- [What you need to do]: Write out all records as given; omit images.

::::::

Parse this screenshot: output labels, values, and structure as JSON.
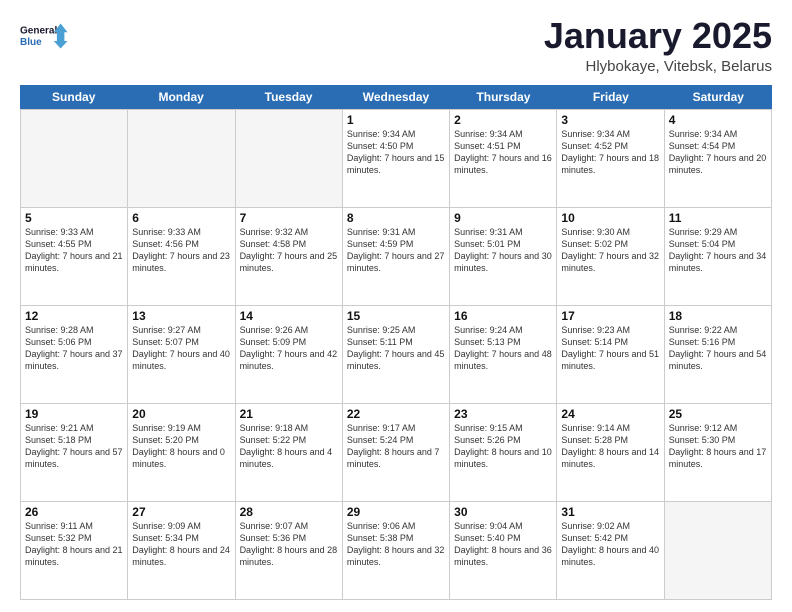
{
  "logo": {
    "line1": "General",
    "line2": "Blue"
  },
  "title": "January 2025",
  "location": "Hlybokaye, Vitebsk, Belarus",
  "days_of_week": [
    "Sunday",
    "Monday",
    "Tuesday",
    "Wednesday",
    "Thursday",
    "Friday",
    "Saturday"
  ],
  "weeks": [
    [
      {
        "day": "",
        "info": ""
      },
      {
        "day": "",
        "info": ""
      },
      {
        "day": "",
        "info": ""
      },
      {
        "day": "1",
        "info": "Sunrise: 9:34 AM\nSunset: 4:50 PM\nDaylight: 7 hours\nand 15 minutes."
      },
      {
        "day": "2",
        "info": "Sunrise: 9:34 AM\nSunset: 4:51 PM\nDaylight: 7 hours\nand 16 minutes."
      },
      {
        "day": "3",
        "info": "Sunrise: 9:34 AM\nSunset: 4:52 PM\nDaylight: 7 hours\nand 18 minutes."
      },
      {
        "day": "4",
        "info": "Sunrise: 9:34 AM\nSunset: 4:54 PM\nDaylight: 7 hours\nand 20 minutes."
      }
    ],
    [
      {
        "day": "5",
        "info": "Sunrise: 9:33 AM\nSunset: 4:55 PM\nDaylight: 7 hours\nand 21 minutes."
      },
      {
        "day": "6",
        "info": "Sunrise: 9:33 AM\nSunset: 4:56 PM\nDaylight: 7 hours\nand 23 minutes."
      },
      {
        "day": "7",
        "info": "Sunrise: 9:32 AM\nSunset: 4:58 PM\nDaylight: 7 hours\nand 25 minutes."
      },
      {
        "day": "8",
        "info": "Sunrise: 9:31 AM\nSunset: 4:59 PM\nDaylight: 7 hours\nand 27 minutes."
      },
      {
        "day": "9",
        "info": "Sunrise: 9:31 AM\nSunset: 5:01 PM\nDaylight: 7 hours\nand 30 minutes."
      },
      {
        "day": "10",
        "info": "Sunrise: 9:30 AM\nSunset: 5:02 PM\nDaylight: 7 hours\nand 32 minutes."
      },
      {
        "day": "11",
        "info": "Sunrise: 9:29 AM\nSunset: 5:04 PM\nDaylight: 7 hours\nand 34 minutes."
      }
    ],
    [
      {
        "day": "12",
        "info": "Sunrise: 9:28 AM\nSunset: 5:06 PM\nDaylight: 7 hours\nand 37 minutes."
      },
      {
        "day": "13",
        "info": "Sunrise: 9:27 AM\nSunset: 5:07 PM\nDaylight: 7 hours\nand 40 minutes."
      },
      {
        "day": "14",
        "info": "Sunrise: 9:26 AM\nSunset: 5:09 PM\nDaylight: 7 hours\nand 42 minutes."
      },
      {
        "day": "15",
        "info": "Sunrise: 9:25 AM\nSunset: 5:11 PM\nDaylight: 7 hours\nand 45 minutes."
      },
      {
        "day": "16",
        "info": "Sunrise: 9:24 AM\nSunset: 5:13 PM\nDaylight: 7 hours\nand 48 minutes."
      },
      {
        "day": "17",
        "info": "Sunrise: 9:23 AM\nSunset: 5:14 PM\nDaylight: 7 hours\nand 51 minutes."
      },
      {
        "day": "18",
        "info": "Sunrise: 9:22 AM\nSunset: 5:16 PM\nDaylight: 7 hours\nand 54 minutes."
      }
    ],
    [
      {
        "day": "19",
        "info": "Sunrise: 9:21 AM\nSunset: 5:18 PM\nDaylight: 7 hours\nand 57 minutes."
      },
      {
        "day": "20",
        "info": "Sunrise: 9:19 AM\nSunset: 5:20 PM\nDaylight: 8 hours\nand 0 minutes."
      },
      {
        "day": "21",
        "info": "Sunrise: 9:18 AM\nSunset: 5:22 PM\nDaylight: 8 hours\nand 4 minutes."
      },
      {
        "day": "22",
        "info": "Sunrise: 9:17 AM\nSunset: 5:24 PM\nDaylight: 8 hours\nand 7 minutes."
      },
      {
        "day": "23",
        "info": "Sunrise: 9:15 AM\nSunset: 5:26 PM\nDaylight: 8 hours\nand 10 minutes."
      },
      {
        "day": "24",
        "info": "Sunrise: 9:14 AM\nSunset: 5:28 PM\nDaylight: 8 hours\nand 14 minutes."
      },
      {
        "day": "25",
        "info": "Sunrise: 9:12 AM\nSunset: 5:30 PM\nDaylight: 8 hours\nand 17 minutes."
      }
    ],
    [
      {
        "day": "26",
        "info": "Sunrise: 9:11 AM\nSunset: 5:32 PM\nDaylight: 8 hours\nand 21 minutes."
      },
      {
        "day": "27",
        "info": "Sunrise: 9:09 AM\nSunset: 5:34 PM\nDaylight: 8 hours\nand 24 minutes."
      },
      {
        "day": "28",
        "info": "Sunrise: 9:07 AM\nSunset: 5:36 PM\nDaylight: 8 hours\nand 28 minutes."
      },
      {
        "day": "29",
        "info": "Sunrise: 9:06 AM\nSunset: 5:38 PM\nDaylight: 8 hours\nand 32 minutes."
      },
      {
        "day": "30",
        "info": "Sunrise: 9:04 AM\nSunset: 5:40 PM\nDaylight: 8 hours\nand 36 minutes."
      },
      {
        "day": "31",
        "info": "Sunrise: 9:02 AM\nSunset: 5:42 PM\nDaylight: 8 hours\nand 40 minutes."
      },
      {
        "day": "",
        "info": ""
      }
    ]
  ]
}
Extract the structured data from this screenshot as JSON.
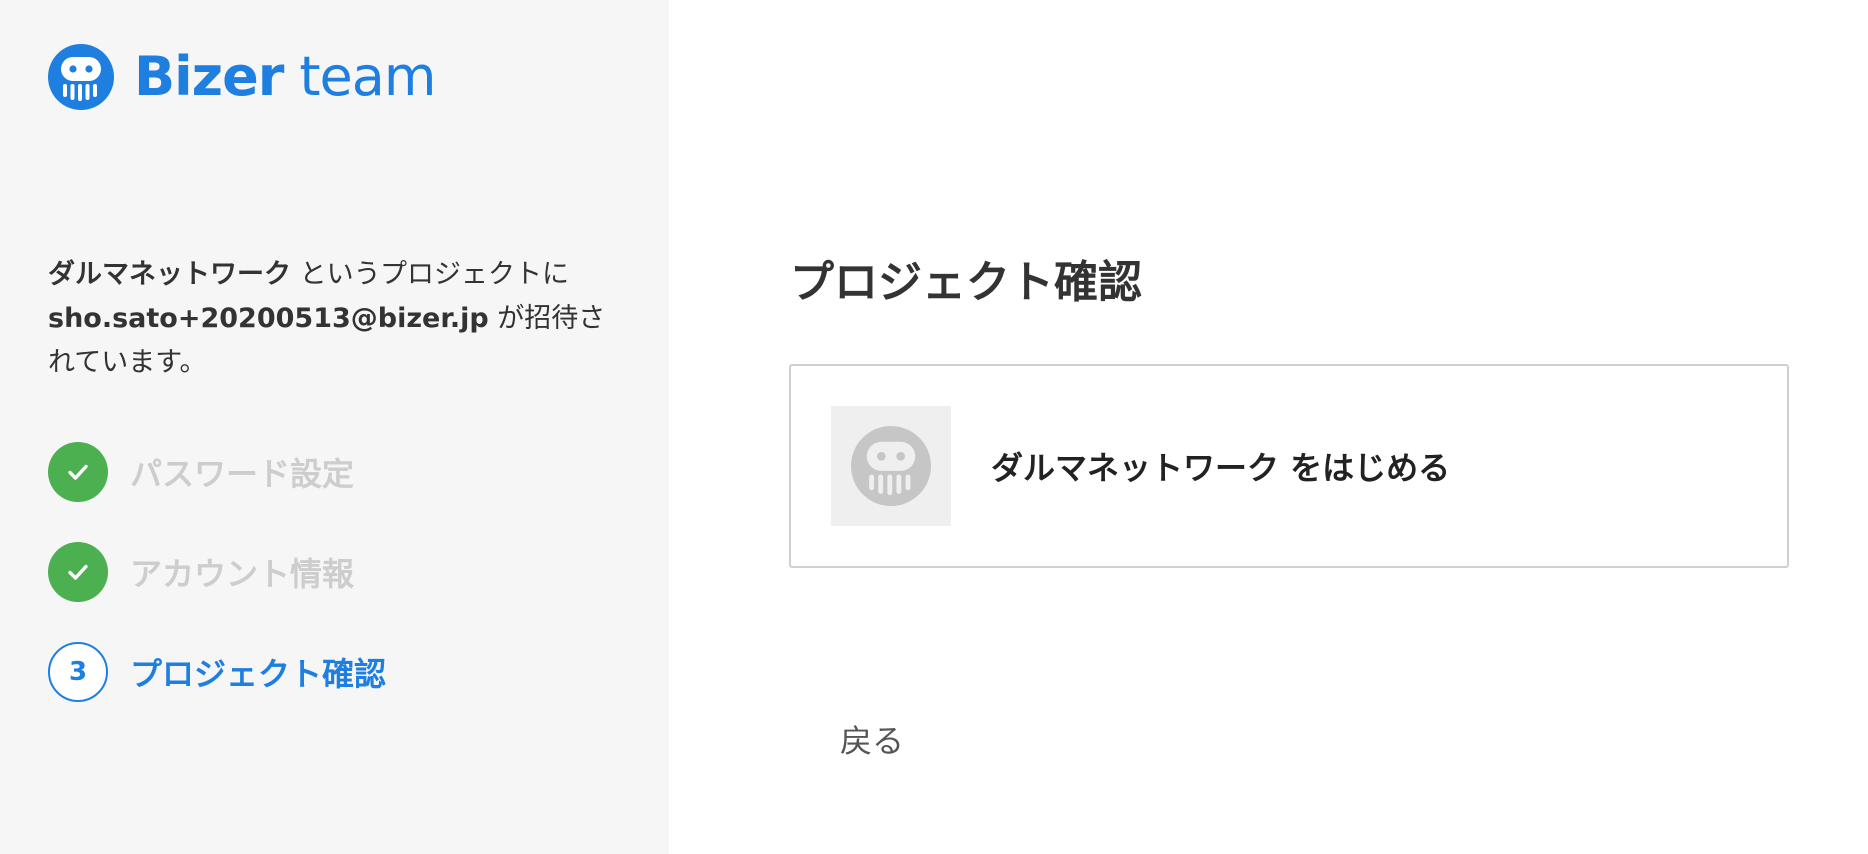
{
  "brand": {
    "name_bold": "Bizer",
    "name_light": "team",
    "logo_icon": "octopus-logo-icon",
    "accent_color": "#1e7fe0"
  },
  "invite": {
    "project_name": "ダルマネットワーク",
    "text_after_project": " というプロジェクトに",
    "email": "sho.sato+20200513@bizer.jp",
    "text_after_email": " が招待されています。"
  },
  "steps": [
    {
      "label": "パスワード設定",
      "status": "done",
      "icon": "check-icon"
    },
    {
      "label": "アカウント情報",
      "status": "done",
      "icon": "check-icon"
    },
    {
      "label": "プロジェクト確認",
      "status": "current",
      "number": "3"
    }
  ],
  "main": {
    "title": "プロジェクト確認",
    "project_card": {
      "label": "ダルマネットワーク をはじめる",
      "thumb_icon": "octopus-placeholder-icon"
    },
    "back_label": "戻る"
  },
  "colors": {
    "success": "#4caf50",
    "sidebar_bg": "#f6f6f6",
    "muted_text": "#cdcdcd"
  }
}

::::::

- [Written response]:
Parse this screenshot: output labels, values, and structure as JSON.
{
  "logo": {
    "line1": "General",
    "line2": "Blue"
  },
  "title": "January 2025",
  "location": "Hlybokaye, Vitebsk, Belarus",
  "days_of_week": [
    "Sunday",
    "Monday",
    "Tuesday",
    "Wednesday",
    "Thursday",
    "Friday",
    "Saturday"
  ],
  "weeks": [
    [
      {
        "day": "",
        "info": ""
      },
      {
        "day": "",
        "info": ""
      },
      {
        "day": "",
        "info": ""
      },
      {
        "day": "1",
        "info": "Sunrise: 9:34 AM\nSunset: 4:50 PM\nDaylight: 7 hours\nand 15 minutes."
      },
      {
        "day": "2",
        "info": "Sunrise: 9:34 AM\nSunset: 4:51 PM\nDaylight: 7 hours\nand 16 minutes."
      },
      {
        "day": "3",
        "info": "Sunrise: 9:34 AM\nSunset: 4:52 PM\nDaylight: 7 hours\nand 18 minutes."
      },
      {
        "day": "4",
        "info": "Sunrise: 9:34 AM\nSunset: 4:54 PM\nDaylight: 7 hours\nand 20 minutes."
      }
    ],
    [
      {
        "day": "5",
        "info": "Sunrise: 9:33 AM\nSunset: 4:55 PM\nDaylight: 7 hours\nand 21 minutes."
      },
      {
        "day": "6",
        "info": "Sunrise: 9:33 AM\nSunset: 4:56 PM\nDaylight: 7 hours\nand 23 minutes."
      },
      {
        "day": "7",
        "info": "Sunrise: 9:32 AM\nSunset: 4:58 PM\nDaylight: 7 hours\nand 25 minutes."
      },
      {
        "day": "8",
        "info": "Sunrise: 9:31 AM\nSunset: 4:59 PM\nDaylight: 7 hours\nand 27 minutes."
      },
      {
        "day": "9",
        "info": "Sunrise: 9:31 AM\nSunset: 5:01 PM\nDaylight: 7 hours\nand 30 minutes."
      },
      {
        "day": "10",
        "info": "Sunrise: 9:30 AM\nSunset: 5:02 PM\nDaylight: 7 hours\nand 32 minutes."
      },
      {
        "day": "11",
        "info": "Sunrise: 9:29 AM\nSunset: 5:04 PM\nDaylight: 7 hours\nand 34 minutes."
      }
    ],
    [
      {
        "day": "12",
        "info": "Sunrise: 9:28 AM\nSunset: 5:06 PM\nDaylight: 7 hours\nand 37 minutes."
      },
      {
        "day": "13",
        "info": "Sunrise: 9:27 AM\nSunset: 5:07 PM\nDaylight: 7 hours\nand 40 minutes."
      },
      {
        "day": "14",
        "info": "Sunrise: 9:26 AM\nSunset: 5:09 PM\nDaylight: 7 hours\nand 42 minutes."
      },
      {
        "day": "15",
        "info": "Sunrise: 9:25 AM\nSunset: 5:11 PM\nDaylight: 7 hours\nand 45 minutes."
      },
      {
        "day": "16",
        "info": "Sunrise: 9:24 AM\nSunset: 5:13 PM\nDaylight: 7 hours\nand 48 minutes."
      },
      {
        "day": "17",
        "info": "Sunrise: 9:23 AM\nSunset: 5:14 PM\nDaylight: 7 hours\nand 51 minutes."
      },
      {
        "day": "18",
        "info": "Sunrise: 9:22 AM\nSunset: 5:16 PM\nDaylight: 7 hours\nand 54 minutes."
      }
    ],
    [
      {
        "day": "19",
        "info": "Sunrise: 9:21 AM\nSunset: 5:18 PM\nDaylight: 7 hours\nand 57 minutes."
      },
      {
        "day": "20",
        "info": "Sunrise: 9:19 AM\nSunset: 5:20 PM\nDaylight: 8 hours\nand 0 minutes."
      },
      {
        "day": "21",
        "info": "Sunrise: 9:18 AM\nSunset: 5:22 PM\nDaylight: 8 hours\nand 4 minutes."
      },
      {
        "day": "22",
        "info": "Sunrise: 9:17 AM\nSunset: 5:24 PM\nDaylight: 8 hours\nand 7 minutes."
      },
      {
        "day": "23",
        "info": "Sunrise: 9:15 AM\nSunset: 5:26 PM\nDaylight: 8 hours\nand 10 minutes."
      },
      {
        "day": "24",
        "info": "Sunrise: 9:14 AM\nSunset: 5:28 PM\nDaylight: 8 hours\nand 14 minutes."
      },
      {
        "day": "25",
        "info": "Sunrise: 9:12 AM\nSunset: 5:30 PM\nDaylight: 8 hours\nand 17 minutes."
      }
    ],
    [
      {
        "day": "26",
        "info": "Sunrise: 9:11 AM\nSunset: 5:32 PM\nDaylight: 8 hours\nand 21 minutes."
      },
      {
        "day": "27",
        "info": "Sunrise: 9:09 AM\nSunset: 5:34 PM\nDaylight: 8 hours\nand 24 minutes."
      },
      {
        "day": "28",
        "info": "Sunrise: 9:07 AM\nSunset: 5:36 PM\nDaylight: 8 hours\nand 28 minutes."
      },
      {
        "day": "29",
        "info": "Sunrise: 9:06 AM\nSunset: 5:38 PM\nDaylight: 8 hours\nand 32 minutes."
      },
      {
        "day": "30",
        "info": "Sunrise: 9:04 AM\nSunset: 5:40 PM\nDaylight: 8 hours\nand 36 minutes."
      },
      {
        "day": "31",
        "info": "Sunrise: 9:02 AM\nSunset: 5:42 PM\nDaylight: 8 hours\nand 40 minutes."
      },
      {
        "day": "",
        "info": ""
      }
    ]
  ]
}
Extract the structured data from this screenshot as JSON.
{
  "brand": {
    "name_bold": "Bizer",
    "name_light": "team",
    "logo_icon": "octopus-logo-icon",
    "accent_color": "#1e7fe0"
  },
  "invite": {
    "project_name": "ダルマネットワーク",
    "text_after_project": " というプロジェクトに",
    "email": "sho.sato+20200513@bizer.jp",
    "text_after_email": " が招待されています。"
  },
  "steps": [
    {
      "label": "パスワード設定",
      "status": "done",
      "icon": "check-icon"
    },
    {
      "label": "アカウント情報",
      "status": "done",
      "icon": "check-icon"
    },
    {
      "label": "プロジェクト確認",
      "status": "current",
      "number": "3"
    }
  ],
  "main": {
    "title": "プロジェクト確認",
    "project_card": {
      "label": "ダルマネットワーク をはじめる",
      "thumb_icon": "octopus-placeholder-icon"
    },
    "back_label": "戻る"
  },
  "colors": {
    "success": "#4caf50",
    "sidebar_bg": "#f6f6f6",
    "muted_text": "#cdcdcd"
  }
}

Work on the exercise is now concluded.